-- START OF Raw records --
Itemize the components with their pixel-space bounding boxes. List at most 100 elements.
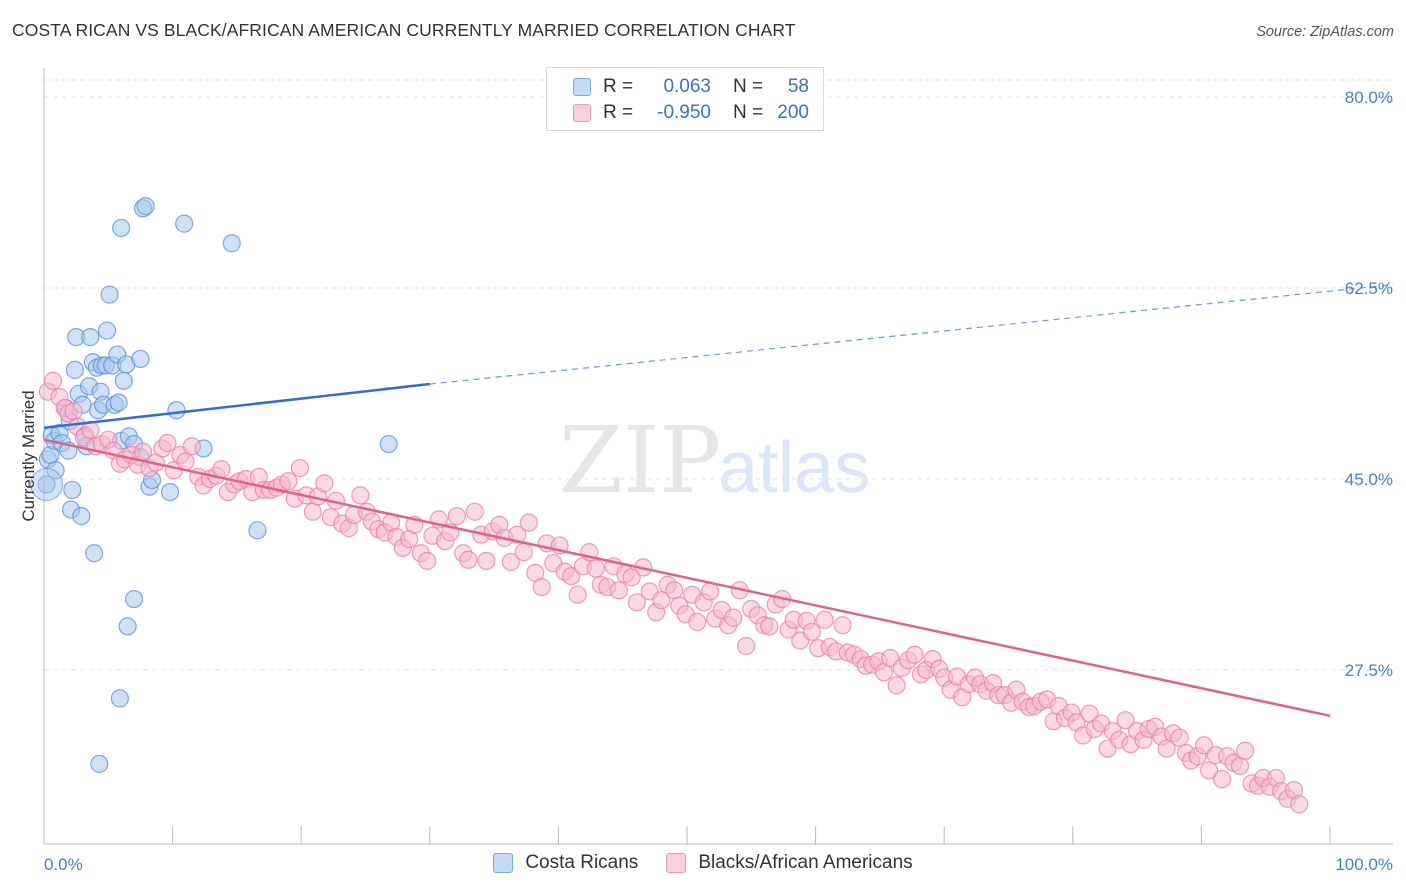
data-point: [131, 349, 150, 369]
data-point: [110, 689, 129, 708]
data-point: [175, 214, 194, 233]
data-point: [109, 393, 128, 412]
data-point: [290, 458, 310, 478]
series-legend: Costa Ricans Blacks/African Americans: [0, 852, 1406, 874]
data-point: [609, 581, 628, 600]
n-label: N =: [733, 76, 764, 97]
r-label: R =: [603, 76, 634, 97]
data-point: [737, 636, 756, 656]
data-point: [85, 544, 104, 563]
data-point: [586, 559, 605, 578]
data-point: [118, 617, 137, 636]
data-point: [514, 543, 533, 562]
gridlines: [44, 79, 1393, 671]
legend-swatch-blue: [573, 78, 591, 96]
data-point: [724, 608, 743, 627]
trend-line-costa-ricans: [43, 382, 430, 429]
data-point: [501, 552, 520, 572]
r-value: -0.950: [657, 102, 711, 123]
watermark-atlas: atlas: [718, 428, 870, 508]
data-point: [81, 328, 100, 347]
data-point: [1194, 736, 1214, 755]
data-point: [1236, 741, 1255, 760]
y-tick-labels: 80.0% 62.5% 45.0% 27.5%: [1345, 88, 1393, 680]
data-point: [90, 754, 109, 773]
n-value: 58: [787, 76, 809, 97]
data-point: [622, 568, 641, 587]
data-point: [815, 610, 834, 629]
data-point: [562, 567, 581, 586]
legend-item-blacks: Blacks/African Americans: [666, 852, 913, 874]
data-point: [112, 218, 131, 238]
data-point: [65, 360, 84, 379]
data-point: [379, 434, 398, 454]
x-tick-left: 0.0%: [44, 855, 83, 874]
legend-row-costa-ricans: R = 0.063 N = 58: [573, 75, 809, 99]
stats-legend: R = 0.063 N = 58 R = -0.950 N = 200: [546, 67, 824, 131]
legend-swatch-pink: [666, 853, 687, 873]
watermark-zip: ZIP: [559, 407, 721, 514]
x-tick-labels: 0.0% 100.0%: [44, 855, 1393, 874]
trend-line-costa-ricans-extension: [429, 284, 1394, 385]
data-point: [315, 474, 334, 493]
legend-swatch-pink: [573, 104, 591, 122]
r-value: 0.063: [663, 76, 711, 97]
data-point: [465, 502, 484, 521]
data-point: [248, 521, 267, 540]
data-point: [176, 452, 195, 471]
y-axis-label: Currently Married: [19, 390, 38, 521]
data-point: [887, 676, 906, 695]
data-point: [100, 285, 119, 304]
data-point: [519, 513, 538, 532]
data-point: [279, 472, 298, 491]
data-point: [760, 617, 779, 636]
data-point: [222, 234, 241, 253]
data-point: [136, 197, 155, 216]
data-point: [1116, 711, 1135, 730]
r-label: R =: [603, 102, 634, 123]
n-value: 200: [777, 102, 809, 123]
data-point: [124, 589, 144, 609]
data-point: [303, 502, 322, 521]
y-tick-label: 62.5%: [1345, 279, 1393, 298]
legend-row-blacks: R = -0.950 N = 200: [573, 101, 809, 125]
data-point: [459, 550, 478, 569]
data-point: [665, 581, 684, 600]
legend-swatch-blue: [493, 853, 514, 873]
data-point: [627, 593, 646, 612]
x-tick-right: 100.0%: [1335, 855, 1393, 874]
data-point: [64, 402, 83, 421]
chart-title: COSTA RICAN VS BLACK/AFRICAN AMERICAN CU…: [12, 20, 796, 40]
data-point: [701, 582, 720, 601]
data-point: [97, 321, 117, 340]
series-costa-ricans: [29, 197, 398, 773]
data-point: [1290, 795, 1309, 814]
series-blacks-african-americans: [38, 371, 1309, 814]
data-point: [1212, 770, 1232, 789]
data-point: [1230, 756, 1250, 776]
data-point: [158, 433, 177, 453]
data-point: [1200, 761, 1219, 780]
data-point: [1170, 728, 1189, 747]
legend-item-costa-ricans: Costa Ricans: [493, 852, 638, 874]
trend-line-blacks: [43, 438, 1331, 718]
y-tick-label: 45.0%: [1345, 470, 1393, 489]
data-point: [418, 551, 437, 570]
data-point: [72, 507, 91, 526]
data-point-large: [29, 467, 64, 502]
data-point: [43, 371, 63, 390]
data-point: [160, 482, 180, 502]
data-point: [351, 486, 370, 505]
legend-label: Costa Ricans: [525, 852, 639, 873]
data-point: [833, 616, 852, 635]
data-point: [477, 551, 496, 570]
data-point: [447, 507, 466, 526]
data-point: [212, 460, 231, 479]
data-point: [688, 612, 707, 632]
data-point: [802, 622, 821, 641]
y-tick-label: 27.5%: [1345, 661, 1393, 680]
data-point: [1157, 739, 1176, 758]
data-point: [508, 525, 527, 544]
data-point: [905, 645, 924, 664]
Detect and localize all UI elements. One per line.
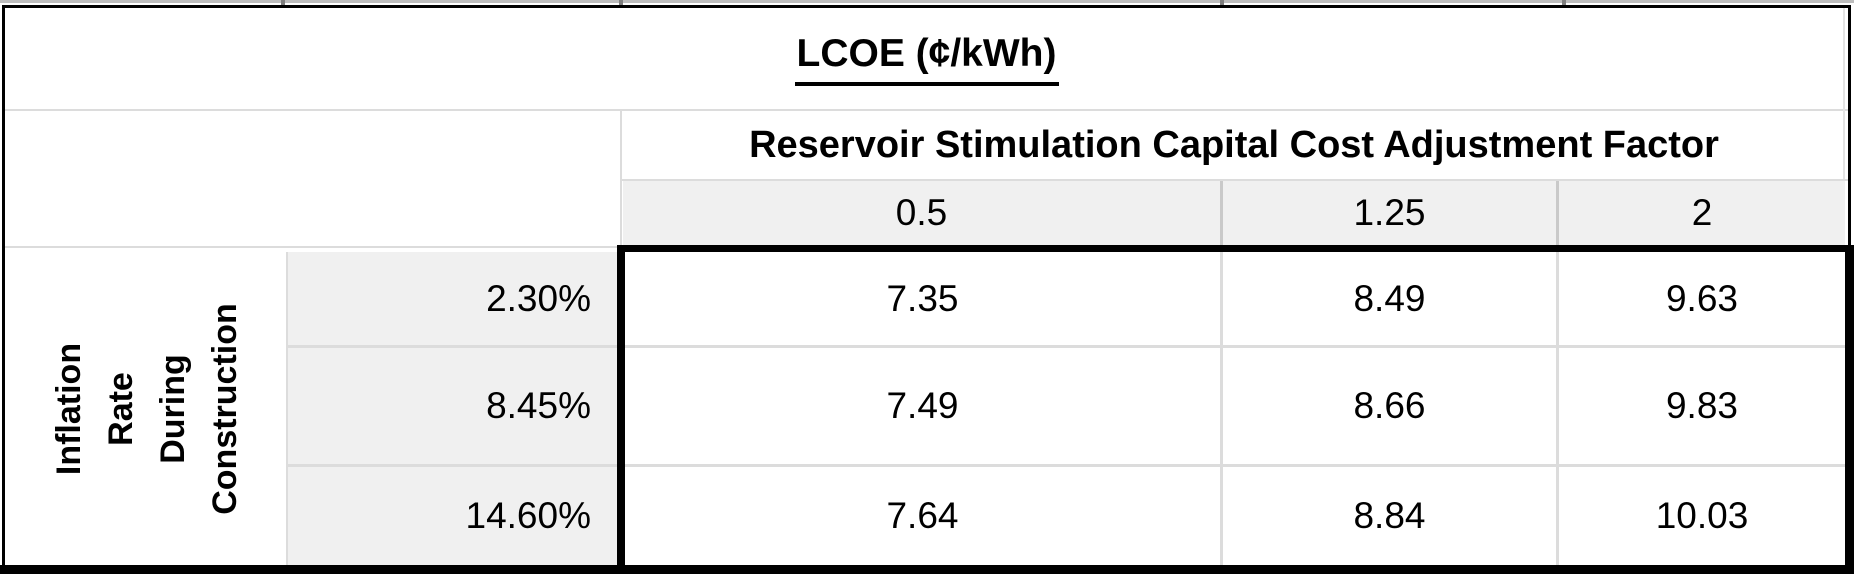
row-group-header-text: Inflation Rate During Construction (43, 303, 251, 515)
column-header: 2 (1691, 192, 1713, 233)
gridline (1556, 181, 1559, 245)
gridline (1843, 8, 1845, 245)
gridline (288, 345, 1845, 348)
row-header: 2.30% (288, 252, 617, 345)
row-group-header-line: During (153, 353, 192, 464)
column-header: 1.25 (1353, 192, 1426, 233)
gridline (620, 111, 622, 245)
data-cell: 8.66 (1353, 385, 1426, 426)
row-group-header: Inflation Rate During Construction (8, 252, 286, 565)
data-cell: 8.49 (1353, 277, 1426, 319)
table-border-bottom (0, 565, 1854, 574)
row-header: 14.60% (288, 467, 617, 565)
row-header: 8.45% (288, 348, 617, 464)
data-grid-border-top (617, 245, 1854, 252)
data-cell: 7.35 (886, 277, 959, 319)
row-group-header-line: Inflation (49, 342, 88, 475)
top-gridline (0, 0, 1854, 3)
column-header: 0.5 (895, 192, 948, 233)
gridline-stub (281, 0, 285, 7)
data-cell: 9.63 (1665, 277, 1738, 319)
gridline (1556, 252, 1559, 565)
data-cell: 7.49 (886, 385, 959, 426)
gridline (621, 179, 1848, 181)
gridline (1220, 181, 1223, 245)
row-group-header-line: Construction (205, 302, 244, 515)
gridline (5, 246, 617, 248)
gridline (5, 109, 1848, 111)
table-title: LCOE (¢/kWh) (5, 8, 1848, 109)
data-cell: 8.84 (1353, 495, 1426, 536)
gridline-stub (1220, 0, 1224, 7)
data-cell: 9.83 (1665, 385, 1738, 426)
gridline-stub (1562, 0, 1566, 7)
gridline (288, 464, 1845, 467)
data-grid-border-right (1845, 245, 1854, 573)
data-cell: 10.03 (1655, 495, 1749, 536)
gridline-stub (619, 0, 623, 7)
data-grid-border-left (617, 245, 625, 573)
row-group-header-line: Rate (101, 371, 140, 446)
column-header-row-fill (623, 181, 1845, 245)
gridline (286, 252, 288, 565)
column-group-header: Reservoir Stimulation Capital Cost Adjus… (749, 123, 1719, 166)
table-title-text: LCOE (¢/kWh) (794, 32, 1059, 86)
data-cell: 7.64 (886, 495, 959, 536)
gridline (1220, 252, 1223, 565)
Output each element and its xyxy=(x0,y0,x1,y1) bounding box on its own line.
-- END OF Raw records --
◆ Exercise description
Gather every line of the listing above that contains the word "text" and copy each one out in full.

◆ Finished task
row-group-header-text: Inflation Rate During Construction (43, 303, 251, 515)
table-title-text: LCOE (¢/kWh) (794, 32, 1059, 86)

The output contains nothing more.